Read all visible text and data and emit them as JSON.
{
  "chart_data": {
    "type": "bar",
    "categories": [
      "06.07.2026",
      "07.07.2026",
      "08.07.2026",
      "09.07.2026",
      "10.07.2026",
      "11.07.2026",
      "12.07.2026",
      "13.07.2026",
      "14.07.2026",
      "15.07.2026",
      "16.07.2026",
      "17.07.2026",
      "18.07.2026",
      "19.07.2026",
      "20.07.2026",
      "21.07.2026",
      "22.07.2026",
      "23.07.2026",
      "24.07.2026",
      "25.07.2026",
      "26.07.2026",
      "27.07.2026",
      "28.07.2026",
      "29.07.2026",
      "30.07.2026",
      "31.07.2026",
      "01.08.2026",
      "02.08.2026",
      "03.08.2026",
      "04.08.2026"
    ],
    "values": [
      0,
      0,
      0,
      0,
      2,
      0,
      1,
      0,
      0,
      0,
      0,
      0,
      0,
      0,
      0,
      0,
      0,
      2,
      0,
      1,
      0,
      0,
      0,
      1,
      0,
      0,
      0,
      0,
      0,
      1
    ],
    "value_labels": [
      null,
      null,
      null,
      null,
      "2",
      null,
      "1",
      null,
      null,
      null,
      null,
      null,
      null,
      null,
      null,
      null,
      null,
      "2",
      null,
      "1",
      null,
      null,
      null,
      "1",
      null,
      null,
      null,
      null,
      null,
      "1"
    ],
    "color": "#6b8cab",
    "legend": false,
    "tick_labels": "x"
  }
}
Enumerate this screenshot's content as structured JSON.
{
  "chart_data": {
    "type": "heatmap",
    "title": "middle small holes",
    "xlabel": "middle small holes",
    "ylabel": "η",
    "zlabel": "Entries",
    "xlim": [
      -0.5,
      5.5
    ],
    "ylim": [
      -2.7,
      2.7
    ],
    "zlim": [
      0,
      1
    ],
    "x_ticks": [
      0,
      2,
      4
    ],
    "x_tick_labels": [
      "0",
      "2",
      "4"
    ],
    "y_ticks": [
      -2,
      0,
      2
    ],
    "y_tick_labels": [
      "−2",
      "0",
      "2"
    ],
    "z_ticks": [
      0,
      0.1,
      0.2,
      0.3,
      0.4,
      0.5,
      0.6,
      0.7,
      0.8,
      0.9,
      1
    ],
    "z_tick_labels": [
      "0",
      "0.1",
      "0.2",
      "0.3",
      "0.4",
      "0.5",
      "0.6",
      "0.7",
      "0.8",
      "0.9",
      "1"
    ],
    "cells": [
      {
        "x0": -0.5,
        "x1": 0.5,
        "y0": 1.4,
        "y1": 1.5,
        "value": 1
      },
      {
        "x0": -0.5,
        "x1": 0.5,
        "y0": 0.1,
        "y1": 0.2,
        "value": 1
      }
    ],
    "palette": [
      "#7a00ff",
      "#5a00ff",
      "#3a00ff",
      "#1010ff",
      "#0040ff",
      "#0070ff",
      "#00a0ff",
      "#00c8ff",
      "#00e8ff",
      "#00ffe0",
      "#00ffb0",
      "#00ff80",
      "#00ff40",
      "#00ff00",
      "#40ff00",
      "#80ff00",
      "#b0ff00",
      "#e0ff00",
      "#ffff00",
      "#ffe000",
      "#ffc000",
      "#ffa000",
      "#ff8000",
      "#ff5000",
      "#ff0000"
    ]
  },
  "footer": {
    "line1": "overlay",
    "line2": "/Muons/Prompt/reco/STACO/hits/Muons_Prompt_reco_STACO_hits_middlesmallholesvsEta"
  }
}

**WHAT THE TASK ASKS**
Exactly as shown above, return every record.

**CORRECT ANSWER**
Read all visible text and data and emit them as JSON.
{
  "chart_data": {
    "type": "bar",
    "categories": [
      "06.07.2026",
      "07.07.2026",
      "08.07.2026",
      "09.07.2026",
      "10.07.2026",
      "11.07.2026",
      "12.07.2026",
      "13.07.2026",
      "14.07.2026",
      "15.07.2026",
      "16.07.2026",
      "17.07.2026",
      "18.07.2026",
      "19.07.2026",
      "20.07.2026",
      "21.07.2026",
      "22.07.2026",
      "23.07.2026",
      "24.07.2026",
      "25.07.2026",
      "26.07.2026",
      "27.07.2026",
      "28.07.2026",
      "29.07.2026",
      "30.07.2026",
      "31.07.2026",
      "01.08.2026",
      "02.08.2026",
      "03.08.2026",
      "04.08.2026"
    ],
    "values": [
      0,
      0,
      0,
      0,
      2,
      0,
      1,
      0,
      0,
      0,
      0,
      0,
      0,
      0,
      0,
      0,
      0,
      2,
      0,
      1,
      0,
      0,
      0,
      1,
      0,
      0,
      0,
      0,
      0,
      1
    ],
    "value_labels": [
      null,
      null,
      null,
      null,
      "2",
      null,
      "1",
      null,
      null,
      null,
      null,
      null,
      null,
      null,
      null,
      null,
      null,
      "2",
      null,
      "1",
      null,
      null,
      null,
      "1",
      null,
      null,
      null,
      null,
      null,
      "1"
    ],
    "color": "#6b8cab",
    "legend": false,
    "tick_labels": "x"
  }
}
Enumerate this screenshot's content as structured JSON.
{
  "chart_data": {
    "type": "heatmap",
    "title": "middle small holes",
    "xlabel": "middle small holes",
    "ylabel": "η",
    "zlabel": "Entries",
    "xlim": [
      -0.5,
      5.5
    ],
    "ylim": [
      -2.7,
      2.7
    ],
    "zlim": [
      0,
      1
    ],
    "x_ticks": [
      0,
      2,
      4
    ],
    "x_tick_labels": [
      "0",
      "2",
      "4"
    ],
    "y_ticks": [
      -2,
      0,
      2
    ],
    "y_tick_labels": [
      "−2",
      "0",
      "2"
    ],
    "z_ticks": [
      0,
      0.1,
      0.2,
      0.3,
      0.4,
      0.5,
      0.6,
      0.7,
      0.8,
      0.9,
      1
    ],
    "z_tick_labels": [
      "0",
      "0.1",
      "0.2",
      "0.3",
      "0.4",
      "0.5",
      "0.6",
      "0.7",
      "0.8",
      "0.9",
      "1"
    ],
    "cells": [
      {
        "x0": -0.5,
        "x1": 0.5,
        "y0": 1.4,
        "y1": 1.5,
        "value": 1
      },
      {
        "x0": -0.5,
        "x1": 0.5,
        "y0": 0.1,
        "y1": 0.2,
        "value": 1
      }
    ],
    "palette": [
      "#7a00ff",
      "#5a00ff",
      "#3a00ff",
      "#1010ff",
      "#0040ff",
      "#0070ff",
      "#00a0ff",
      "#00c8ff",
      "#00e8ff",
      "#00ffe0",
      "#00ffb0",
      "#00ff80",
      "#00ff40",
      "#00ff00",
      "#40ff00",
      "#80ff00",
      "#b0ff00",
      "#e0ff00",
      "#ffff00",
      "#ffe000",
      "#ffc000",
      "#ffa000",
      "#ff8000",
      "#ff5000",
      "#ff0000"
    ]
  },
  "footer": {
    "line1": "overlay",
    "line2": "/Muons/Prompt/reco/STACO/hits/Muons_Prompt_reco_STACO_hits_middlesmallholesvsEta"
  }
}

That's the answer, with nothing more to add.